Given request: Please find all lines in the data that hold the string "palabra" and copy them.

Extracted data entries
+-------+
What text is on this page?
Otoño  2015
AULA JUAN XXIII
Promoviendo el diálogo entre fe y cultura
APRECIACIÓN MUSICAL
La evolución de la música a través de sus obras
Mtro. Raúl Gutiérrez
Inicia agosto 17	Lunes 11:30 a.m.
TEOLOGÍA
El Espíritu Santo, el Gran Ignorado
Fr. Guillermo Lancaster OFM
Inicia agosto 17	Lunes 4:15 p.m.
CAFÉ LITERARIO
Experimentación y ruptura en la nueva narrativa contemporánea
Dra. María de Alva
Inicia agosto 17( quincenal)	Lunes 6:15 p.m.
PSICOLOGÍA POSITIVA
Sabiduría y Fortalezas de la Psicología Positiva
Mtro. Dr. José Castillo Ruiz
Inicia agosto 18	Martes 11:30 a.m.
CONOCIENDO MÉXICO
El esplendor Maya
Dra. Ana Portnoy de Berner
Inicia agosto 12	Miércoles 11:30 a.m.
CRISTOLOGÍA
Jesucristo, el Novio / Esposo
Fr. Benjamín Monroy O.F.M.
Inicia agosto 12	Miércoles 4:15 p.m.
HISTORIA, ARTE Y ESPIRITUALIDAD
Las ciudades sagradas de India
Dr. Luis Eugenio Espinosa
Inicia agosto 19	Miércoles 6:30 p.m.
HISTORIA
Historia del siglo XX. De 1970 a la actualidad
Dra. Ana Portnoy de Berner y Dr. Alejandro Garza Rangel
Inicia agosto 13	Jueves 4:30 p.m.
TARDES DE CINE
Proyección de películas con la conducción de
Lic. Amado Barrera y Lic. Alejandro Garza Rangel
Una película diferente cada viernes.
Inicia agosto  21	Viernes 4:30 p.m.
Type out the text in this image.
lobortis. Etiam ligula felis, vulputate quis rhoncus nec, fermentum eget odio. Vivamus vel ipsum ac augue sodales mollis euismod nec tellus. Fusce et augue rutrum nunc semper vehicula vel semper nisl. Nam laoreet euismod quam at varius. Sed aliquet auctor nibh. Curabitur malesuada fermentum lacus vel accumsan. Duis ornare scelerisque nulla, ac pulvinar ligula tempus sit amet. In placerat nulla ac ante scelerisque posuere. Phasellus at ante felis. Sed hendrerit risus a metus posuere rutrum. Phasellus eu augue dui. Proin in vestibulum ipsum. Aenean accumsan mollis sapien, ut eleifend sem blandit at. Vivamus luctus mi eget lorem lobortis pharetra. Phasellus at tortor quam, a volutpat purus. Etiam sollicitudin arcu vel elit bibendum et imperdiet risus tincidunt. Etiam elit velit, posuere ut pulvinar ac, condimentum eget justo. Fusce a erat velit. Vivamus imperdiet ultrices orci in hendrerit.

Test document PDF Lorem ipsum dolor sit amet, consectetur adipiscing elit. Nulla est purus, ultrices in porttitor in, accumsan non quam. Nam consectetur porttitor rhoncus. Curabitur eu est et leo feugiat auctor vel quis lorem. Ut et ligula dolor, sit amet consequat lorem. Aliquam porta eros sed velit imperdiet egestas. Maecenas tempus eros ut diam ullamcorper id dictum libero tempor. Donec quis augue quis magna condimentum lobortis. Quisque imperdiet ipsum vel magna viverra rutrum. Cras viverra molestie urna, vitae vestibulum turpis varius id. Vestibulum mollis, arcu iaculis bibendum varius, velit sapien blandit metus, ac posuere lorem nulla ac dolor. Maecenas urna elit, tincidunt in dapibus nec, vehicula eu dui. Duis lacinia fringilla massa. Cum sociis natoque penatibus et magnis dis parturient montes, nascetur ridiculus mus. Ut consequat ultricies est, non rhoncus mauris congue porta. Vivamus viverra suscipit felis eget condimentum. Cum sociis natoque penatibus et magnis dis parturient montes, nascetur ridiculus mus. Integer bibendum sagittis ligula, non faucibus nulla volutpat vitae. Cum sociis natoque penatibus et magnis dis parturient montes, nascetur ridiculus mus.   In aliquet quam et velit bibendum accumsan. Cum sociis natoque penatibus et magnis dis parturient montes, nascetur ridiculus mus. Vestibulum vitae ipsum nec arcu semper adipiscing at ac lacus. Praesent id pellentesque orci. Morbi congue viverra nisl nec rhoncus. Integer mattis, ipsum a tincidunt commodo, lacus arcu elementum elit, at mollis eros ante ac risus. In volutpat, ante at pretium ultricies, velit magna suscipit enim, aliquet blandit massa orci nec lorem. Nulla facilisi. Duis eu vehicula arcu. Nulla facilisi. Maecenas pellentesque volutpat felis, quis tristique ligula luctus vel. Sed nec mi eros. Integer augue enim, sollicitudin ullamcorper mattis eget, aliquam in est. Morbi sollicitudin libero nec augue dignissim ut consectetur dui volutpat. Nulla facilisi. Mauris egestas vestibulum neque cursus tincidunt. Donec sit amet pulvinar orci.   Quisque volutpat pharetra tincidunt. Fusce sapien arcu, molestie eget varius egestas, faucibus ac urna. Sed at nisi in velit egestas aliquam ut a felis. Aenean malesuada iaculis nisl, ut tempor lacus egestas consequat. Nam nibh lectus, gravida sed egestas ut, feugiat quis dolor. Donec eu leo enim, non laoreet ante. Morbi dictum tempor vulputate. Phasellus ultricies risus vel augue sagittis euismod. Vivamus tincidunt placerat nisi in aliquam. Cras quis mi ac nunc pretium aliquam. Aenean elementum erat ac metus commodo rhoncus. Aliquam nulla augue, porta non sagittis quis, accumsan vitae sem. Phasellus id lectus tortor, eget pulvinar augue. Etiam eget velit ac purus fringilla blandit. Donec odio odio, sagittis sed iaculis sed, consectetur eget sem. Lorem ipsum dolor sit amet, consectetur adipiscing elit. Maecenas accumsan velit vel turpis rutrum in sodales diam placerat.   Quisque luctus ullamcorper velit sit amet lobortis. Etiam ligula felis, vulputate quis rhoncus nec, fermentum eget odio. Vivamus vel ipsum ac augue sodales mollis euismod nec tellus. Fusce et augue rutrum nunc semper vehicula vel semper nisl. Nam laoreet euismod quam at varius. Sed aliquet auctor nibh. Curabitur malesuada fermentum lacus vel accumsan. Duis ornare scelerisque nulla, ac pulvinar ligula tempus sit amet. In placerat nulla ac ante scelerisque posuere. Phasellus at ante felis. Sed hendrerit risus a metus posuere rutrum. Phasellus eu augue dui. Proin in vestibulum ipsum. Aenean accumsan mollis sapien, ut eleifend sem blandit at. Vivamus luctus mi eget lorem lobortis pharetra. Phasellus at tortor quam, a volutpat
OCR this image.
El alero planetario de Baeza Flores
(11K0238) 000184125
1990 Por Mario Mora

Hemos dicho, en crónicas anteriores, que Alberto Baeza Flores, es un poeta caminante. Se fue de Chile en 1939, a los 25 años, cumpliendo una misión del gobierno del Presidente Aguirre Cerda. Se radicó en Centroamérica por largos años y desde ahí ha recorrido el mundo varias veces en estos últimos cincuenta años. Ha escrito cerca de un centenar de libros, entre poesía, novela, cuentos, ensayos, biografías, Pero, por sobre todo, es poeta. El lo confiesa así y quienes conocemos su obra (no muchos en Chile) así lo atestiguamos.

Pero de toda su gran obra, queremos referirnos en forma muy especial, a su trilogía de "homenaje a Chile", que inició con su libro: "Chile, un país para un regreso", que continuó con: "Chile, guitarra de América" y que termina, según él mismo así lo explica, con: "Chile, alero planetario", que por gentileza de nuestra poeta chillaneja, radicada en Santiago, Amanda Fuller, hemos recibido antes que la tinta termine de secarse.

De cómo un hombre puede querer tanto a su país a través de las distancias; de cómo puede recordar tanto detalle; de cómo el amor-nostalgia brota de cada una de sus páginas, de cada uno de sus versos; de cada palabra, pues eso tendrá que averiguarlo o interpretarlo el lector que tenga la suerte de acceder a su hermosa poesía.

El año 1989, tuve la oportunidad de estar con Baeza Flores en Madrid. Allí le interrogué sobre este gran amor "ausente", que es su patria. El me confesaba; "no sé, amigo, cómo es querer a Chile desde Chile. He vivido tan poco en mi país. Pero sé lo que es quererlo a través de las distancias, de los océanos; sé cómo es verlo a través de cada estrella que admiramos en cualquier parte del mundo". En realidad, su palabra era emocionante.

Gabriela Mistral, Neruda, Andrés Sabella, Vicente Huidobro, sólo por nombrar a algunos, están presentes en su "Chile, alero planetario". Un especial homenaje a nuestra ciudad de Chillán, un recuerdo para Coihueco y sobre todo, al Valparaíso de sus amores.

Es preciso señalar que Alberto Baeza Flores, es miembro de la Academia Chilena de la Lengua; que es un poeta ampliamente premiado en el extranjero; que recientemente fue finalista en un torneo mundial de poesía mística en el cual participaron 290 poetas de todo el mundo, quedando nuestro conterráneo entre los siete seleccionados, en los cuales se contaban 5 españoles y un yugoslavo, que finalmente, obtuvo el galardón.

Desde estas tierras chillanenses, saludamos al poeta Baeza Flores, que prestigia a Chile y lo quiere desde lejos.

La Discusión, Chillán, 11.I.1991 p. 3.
+-------+
Written reply:
De cómo un hombre puede querer tanto a su país a través de las distancias; de cómo puede recordar tanto detalle; de cómo el amor-nostalgia brota de cada una de sus páginas, de cada uno de sus versos; de cada palabra, pues eso tendrá que averiguarlo o interpretarlo el lector que tenga la suerte de acceder a su hermosa poesía.
El año 1989, tuve la oportunidad de estar con Baeza Flores en Madrid. Allí le interrogué sobre este gran amor "ausente", que es su patria. El me confesaba; "no sé, amigo, cómo es querer a Chile desde Chile. He vivido tan poco en mi país. Pero sé lo que es quererlo a través de las distancias, de los océanos; sé cómo es verlo a través de cada estrella que admiramos en cualquier parte del mundo". En realidad, su palabra era emocionante.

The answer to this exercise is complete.